STATED GOAL » Each entry has to be copied exactly, with nothing missed.

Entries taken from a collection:

────────────────

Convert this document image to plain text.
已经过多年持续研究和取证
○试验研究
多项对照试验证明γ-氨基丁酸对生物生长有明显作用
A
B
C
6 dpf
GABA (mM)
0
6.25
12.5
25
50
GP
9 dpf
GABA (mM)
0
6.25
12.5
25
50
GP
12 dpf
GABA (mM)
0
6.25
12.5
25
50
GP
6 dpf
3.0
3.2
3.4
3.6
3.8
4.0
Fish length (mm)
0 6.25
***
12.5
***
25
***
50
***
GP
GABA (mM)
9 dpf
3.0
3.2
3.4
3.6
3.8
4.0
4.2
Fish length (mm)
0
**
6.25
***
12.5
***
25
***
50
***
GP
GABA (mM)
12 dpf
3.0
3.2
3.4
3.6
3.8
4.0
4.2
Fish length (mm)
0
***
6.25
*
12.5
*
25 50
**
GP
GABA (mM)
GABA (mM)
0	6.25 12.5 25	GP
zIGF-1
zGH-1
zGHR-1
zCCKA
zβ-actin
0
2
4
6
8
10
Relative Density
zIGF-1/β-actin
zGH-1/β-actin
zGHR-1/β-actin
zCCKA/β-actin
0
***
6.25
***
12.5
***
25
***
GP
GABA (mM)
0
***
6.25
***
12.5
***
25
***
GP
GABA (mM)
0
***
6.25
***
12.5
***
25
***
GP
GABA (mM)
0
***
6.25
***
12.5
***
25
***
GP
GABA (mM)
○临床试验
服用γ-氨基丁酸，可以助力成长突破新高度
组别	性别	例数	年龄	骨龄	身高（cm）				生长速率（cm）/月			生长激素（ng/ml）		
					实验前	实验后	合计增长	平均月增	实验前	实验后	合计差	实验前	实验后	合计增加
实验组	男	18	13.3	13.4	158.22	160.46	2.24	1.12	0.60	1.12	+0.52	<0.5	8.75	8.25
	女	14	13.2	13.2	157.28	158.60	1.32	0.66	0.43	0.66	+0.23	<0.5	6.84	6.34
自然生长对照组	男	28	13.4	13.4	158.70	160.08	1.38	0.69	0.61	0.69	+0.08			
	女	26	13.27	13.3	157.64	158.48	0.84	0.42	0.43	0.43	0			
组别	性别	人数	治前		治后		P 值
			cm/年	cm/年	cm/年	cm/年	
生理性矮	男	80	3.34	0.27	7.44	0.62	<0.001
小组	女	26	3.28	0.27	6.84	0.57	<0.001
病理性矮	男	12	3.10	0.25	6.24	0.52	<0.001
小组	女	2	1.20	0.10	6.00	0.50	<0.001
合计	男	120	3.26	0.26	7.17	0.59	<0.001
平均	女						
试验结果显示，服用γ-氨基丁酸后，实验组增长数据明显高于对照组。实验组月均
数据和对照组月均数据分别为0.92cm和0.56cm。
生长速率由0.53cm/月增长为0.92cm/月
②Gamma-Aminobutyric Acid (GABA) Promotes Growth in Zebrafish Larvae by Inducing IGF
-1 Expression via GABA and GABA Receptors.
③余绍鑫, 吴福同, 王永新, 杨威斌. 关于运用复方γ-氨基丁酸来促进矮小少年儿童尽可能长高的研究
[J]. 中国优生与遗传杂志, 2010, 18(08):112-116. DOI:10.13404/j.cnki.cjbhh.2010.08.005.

────────────────

WRITTEN RESPONSE »
Convert this document image to plain text.
已经过多年持续研究和取证
○试验研究
多项对照试验证明γ-氨基丁酸对生物生长有明显作用
A
B
C
6 dpf
GABA (mM)
0
6.25
12.5
25
50
GP
9 dpf
GABA (mM)
0
6.25
12.5
25
50
GP
12 dpf
GABA (mM)
0
6.25
12.5
25
50
GP
6 dpf
3.0
3.2
3.4
3.6
3.8
4.0
Fish length (mm)
0 6.25
***
12.5
***
25
***
50
***
GP
GABA (mM)
9 dpf
3.0
3.2
3.4
3.6
3.8
4.0
4.2
Fish length (mm)
0
**
6.25
***
12.5
***
25
***
50
***
GP
GABA (mM)
12 dpf
3.0
3.2
3.4
3.6
3.8
4.0
4.2
Fish length (mm)
0
***
6.25
*
12.5
*
25 50
**
GP
GABA (mM)
GABA (mM)
0	6.25 12.5 25	GP
zIGF-1
zGH-1
zGHR-1
zCCKA
zβ-actin
0
2
4
6
8
10
Relative Density
zIGF-1/β-actin
zGH-1/β-actin
zGHR-1/β-actin
zCCKA/β-actin
0
***
6.25
***
12.5
***
25
***
GP
GABA (mM)
0
***
6.25
***
12.5
***
25
***
GP
GABA (mM)
0
***
6.25
***
12.5
***
25
***
GP
GABA (mM)
0
***
6.25
***
12.5
***
25
***
GP
GABA (mM)
○临床试验
服用γ-氨基丁酸，可以助力成长突破新高度
组别	性别	例数	年龄	骨龄	身高（cm）				生长速率（cm）/月			生长激素（ng/ml）		
					实验前	实验后	合计增长	平均月增	实验前	实验后	合计差	实验前	实验后	合计增加
实验组	男	18	13.3	13.4	158.22	160.46	2.24	1.12	0.60	1.12	+0.52	<0.5	8.75	8.25
	女	14	13.2	13.2	157.28	158.60	1.32	0.66	0.43	0.66	+0.23	<0.5	6.84	6.34
自然生长对照组	男	28	13.4	13.4	158.70	160.08	1.38	0.69	0.61	0.69	+0.08			
	女	26	13.27	13.3	157.64	158.48	0.84	0.42	0.43	0.43	0			
组别	性别	人数	治前		治后		P 值
			cm/年	cm/年	cm/年	cm/年	
生理性矮	男	80	3.34	0.27	7.44	0.62	<0.001
小组	女	26	3.28	0.27	6.84	0.57	<0.001
病理性矮	男	12	3.10	0.25	6.24	0.52	<0.001
小组	女	2	1.20	0.10	6.00	0.50	<0.001
合计	男	120	3.26	0.26	7.17	0.59	<0.001
平均	女						
试验结果显示，服用γ-氨基丁酸后，实验组增长数据明显高于对照组。实验组月均
数据和对照组月均数据分别为0.92cm和0.56cm。
生长速率由0.53cm/月增长为0.92cm/月
②Gamma-Aminobutyric Acid (GABA) Promotes Growth in Zebrafish Larvae by Inducing IGF
-1 Expression via GABA and GABA Receptors.
③余绍鑫, 吴福同, 王永新, 杨威斌. 关于运用复方γ-氨基丁酸来促进矮小少年儿童尽可能长高的研究
[J]. 中国优生与遗传杂志, 2010, 18(08):112-116. DOI:10.13404/j.cnki.cjbhh.2010.08.005.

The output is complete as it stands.